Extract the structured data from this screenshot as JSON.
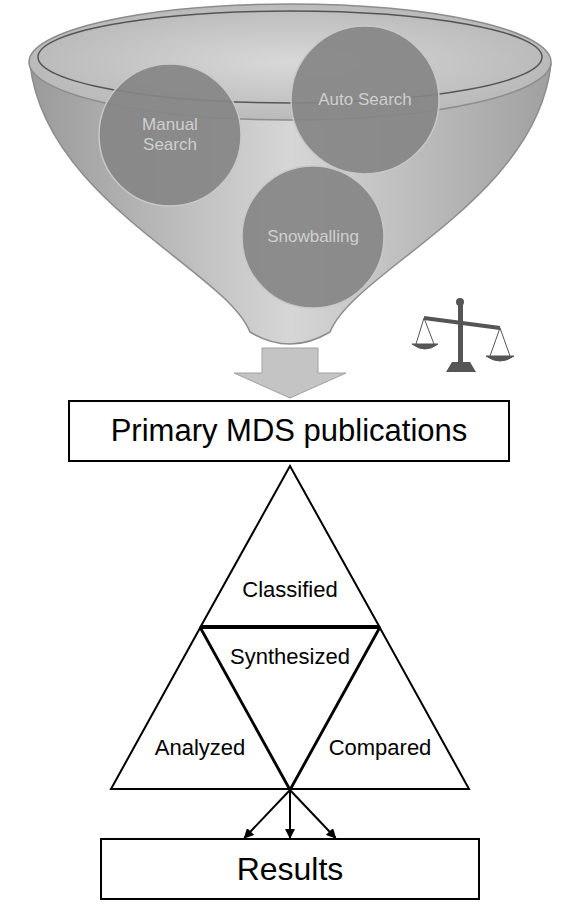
{
  "diagram": {
    "nodes": [
      {
        "text": [
          "Manual Search"
        ]
      },
      {
        "text": [
          "Auto Search"
        ]
      },
      {
        "text": [
          "Snowballing"
        ]
      },
      {
        "text": [
          "Primary MDS publications"
        ]
      },
      {
        "text": [
          "Classified"
        ]
      },
      {
        "text": [
          "Synthesized"
        ]
      },
      {
        "text": [
          "Analyzed"
        ]
      },
      {
        "text": [
          "Compared"
        ]
      },
      {
        "text": [
          "Results"
        ]
      }
    ],
    "edges": [
      {
        "from": 6,
        "to": 8,
        "arrow": "to"
      },
      {
        "from": 5,
        "to": 8,
        "arrow": "to"
      },
      {
        "from": 7,
        "to": 8,
        "arrow": "to"
      }
    ]
  }
}
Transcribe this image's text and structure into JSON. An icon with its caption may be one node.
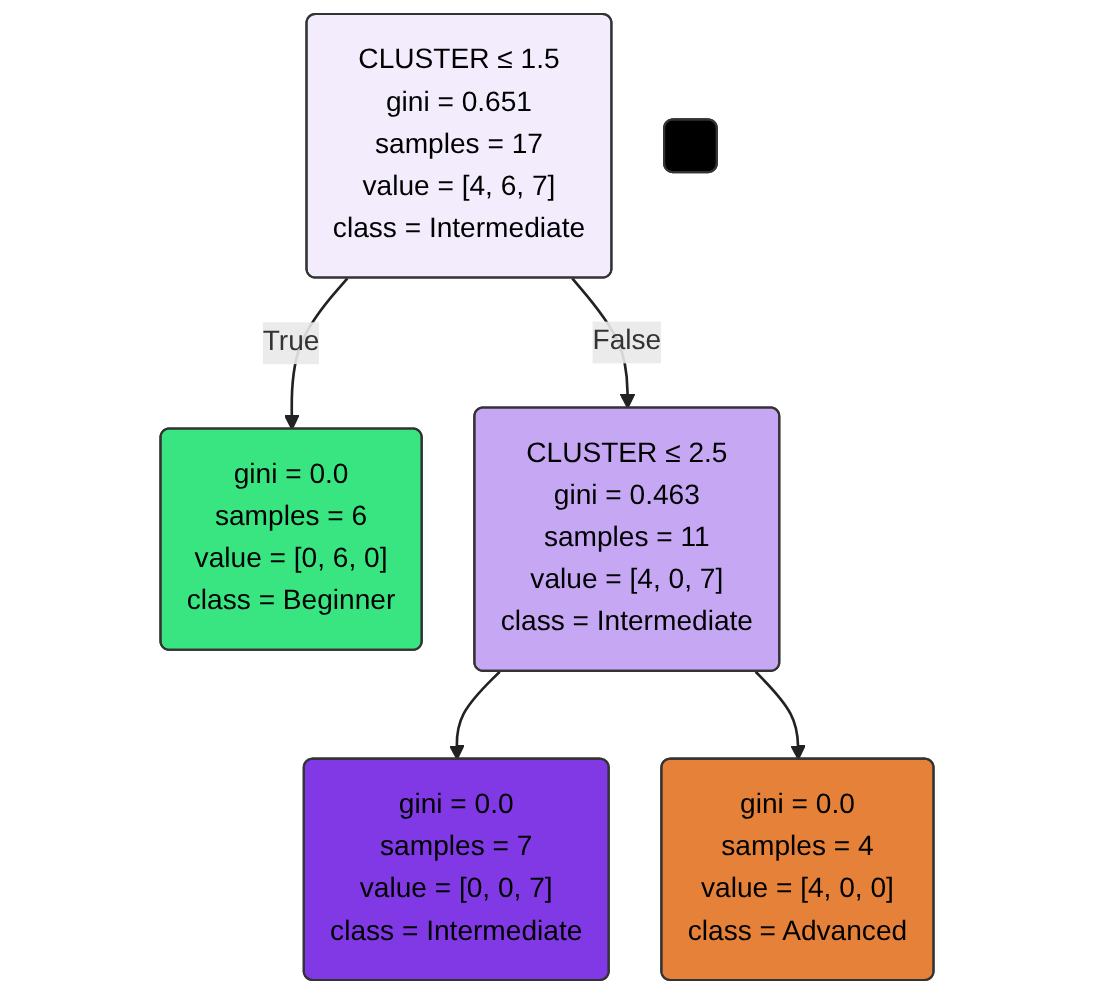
{
  "diagram": {
    "nodes": [
      {
        "text": [
          "CLUSTER ≤ 1.5",
          "gini = 0.651",
          "samples = 17",
          "value = [4, 6, 7]",
          "class = Intermediate"
        ]
      },
      {
        "text": [],
        "shape": "box"
      },
      {
        "text": [
          "gini = 0.0",
          "samples = 6",
          "value = [0, 6, 0]",
          "class = Beginner"
        ]
      },
      {
        "text": [
          "CLUSTER ≤ 2.5",
          "gini = 0.463",
          "samples = 11",
          "value = [4, 0, 7]",
          "class = Intermediate"
        ]
      },
      {
        "text": [
          "gini = 0.0",
          "samples = 7",
          "value = [0, 0, 7]",
          "class = Intermediate"
        ]
      },
      {
        "text": [
          "gini = 0.0",
          "samples = 4",
          "value = [4, 0, 0]",
          "class = Advanced"
        ]
      }
    ],
    "edges": [
      {
        "from": 0,
        "to": 2,
        "arrow": "to",
        "label": "True"
      },
      {
        "from": 0,
        "to": 3,
        "arrow": "to",
        "label": "False"
      },
      {
        "from": 3,
        "to": 4,
        "arrow": "to"
      },
      {
        "from": 3,
        "to": 5,
        "arrow": "to"
      }
    ]
  }
}
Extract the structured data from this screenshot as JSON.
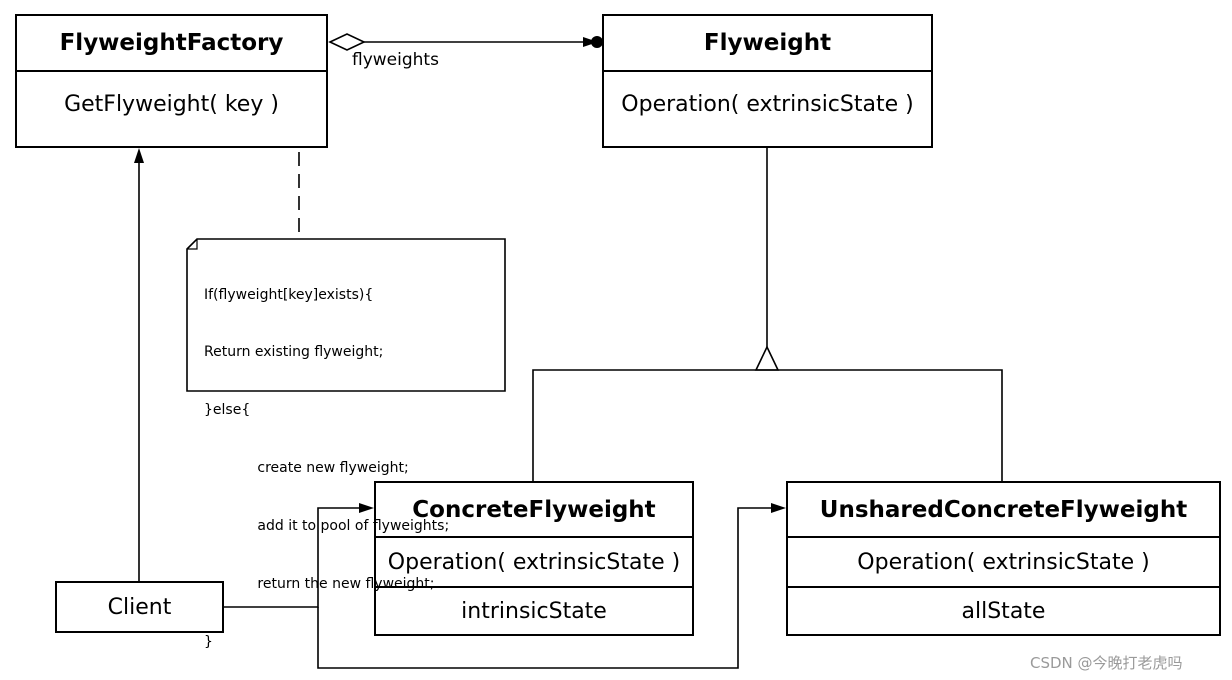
{
  "classes": {
    "flyweight_factory": {
      "name": "FlyweightFactory",
      "operation": "GetFlyweight( key )"
    },
    "flyweight": {
      "name": "Flyweight",
      "operation": "Operation( extrinsicState )"
    },
    "concrete_flyweight": {
      "name": "ConcreteFlyweight",
      "operation": "Operation( extrinsicState )",
      "attribute": "intrinsicState"
    },
    "unshared_concrete_flyweight": {
      "name": "UnsharedConcreteFlyweight",
      "operation": "Operation( extrinsicState )",
      "attribute": "allState"
    },
    "client": {
      "name": "Client"
    }
  },
  "association_label": "flyweights",
  "note": {
    "lines": [
      "If(flyweight[key]exists){",
      "Return existing flyweight;",
      "}else{",
      "            create new flyweight;",
      "            add it to pool of flyweights;",
      "            return the new flyweight;",
      "}"
    ]
  },
  "watermark": "CSDN @今晚打老虎吗"
}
━━━━━━
*Exercise prompt*: Print the records above exactly as they stand, but leave out the pictures.

*Reply*:
Extract the structured data from this screenshot as JSON.
{
  "diagram": {
    "nodes": [
      {
        "text": [
          "Manual Search"
        ]
      },
      {
        "text": [
          "Auto Search"
        ]
      },
      {
        "text": [
          "Snowballing"
        ]
      },
      {
        "text": [
          "Primary MDS publications"
        ]
      },
      {
        "text": [
          "Classified"
        ]
      },
      {
        "text": [
          "Synthesized"
        ]
      },
      {
        "text": [
          "Analyzed"
        ]
      },
      {
        "text": [
          "Compared"
        ]
      },
      {
        "text": [
          "Results"
        ]
      }
    ],
    "edges": [
      {
        "from": 6,
        "to": 8,
        "arrow": "to"
      },
      {
        "from": 5,
        "to": 8,
        "arrow": "to"
      },
      {
        "from": 7,
        "to": 8,
        "arrow": "to"
      }
    ]
  }
}
Transcribe this image's text and structure into JSON. An icon with its caption may be one node.
{
  "diagram": {
    "nodes": [
      {
        "text": [
          "CLUSTER ≤ 1.5",
          "gini = 0.651",
          "samples = 17",
          "value = [4, 6, 7]",
          "class = Intermediate"
        ]
      },
      {
        "text": [],
        "shape": "box"
      },
      {
        "text": [
          "gini = 0.0",
          "samples = 6",
          "value = [0, 6, 0]",
          "class = Beginner"
        ]
      },
      {
        "text": [
          "CLUSTER ≤ 2.5",
          "gini = 0.463",
          "samples = 11",
          "value = [4, 0, 7]",
          "class = Intermediate"
        ]
      },
      {
        "text": [
          "gini = 0.0",
          "samples = 7",
          "value = [0, 0, 7]",
          "class = Intermediate"
        ]
      },
      {
        "text": [
          "gini = 0.0",
          "samples = 4",
          "value = [4, 0, 0]",
          "class = Advanced"
        ]
      }
    ],
    "edges": [
      {
        "from": 0,
        "to": 2,
        "arrow": "to",
        "label": "True"
      },
      {
        "from": 0,
        "to": 3,
        "arrow": "to",
        "label": "False"
      },
      {
        "from": 3,
        "to": 4,
        "arrow": "to"
      },
      {
        "from": 3,
        "to": 5,
        "arrow": "to"
      }
    ]
  }
}
Extract the structured data from this screenshot as JSON.
{
  "classes": {
    "flyweight_factory": {
      "name": "FlyweightFactory",
      "operation": "GetFlyweight( key )"
    },
    "flyweight": {
      "name": "Flyweight",
      "operation": "Operation( extrinsicState )"
    },
    "concrete_flyweight": {
      "name": "ConcreteFlyweight",
      "operation": "Operation( extrinsicState )",
      "attribute": "intrinsicState"
    },
    "unshared_concrete_flyweight": {
      "name": "UnsharedConcreteFlyweight",
      "operation": "Operation( extrinsicState )",
      "attribute": "allState"
    },
    "client": {
      "name": "Client"
    }
  },
  "association_label": "flyweights",
  "note": {
    "lines": [
      "If(flyweight[key]exists){",
      "Return existing flyweight;",
      "}else{",
      "            create new flyweight;",
      "            add it to pool of flyweights;",
      "            return the new flyweight;",
      "}"
    ]
  },
  "watermark": "CSDN @今晚打老虎吗"
}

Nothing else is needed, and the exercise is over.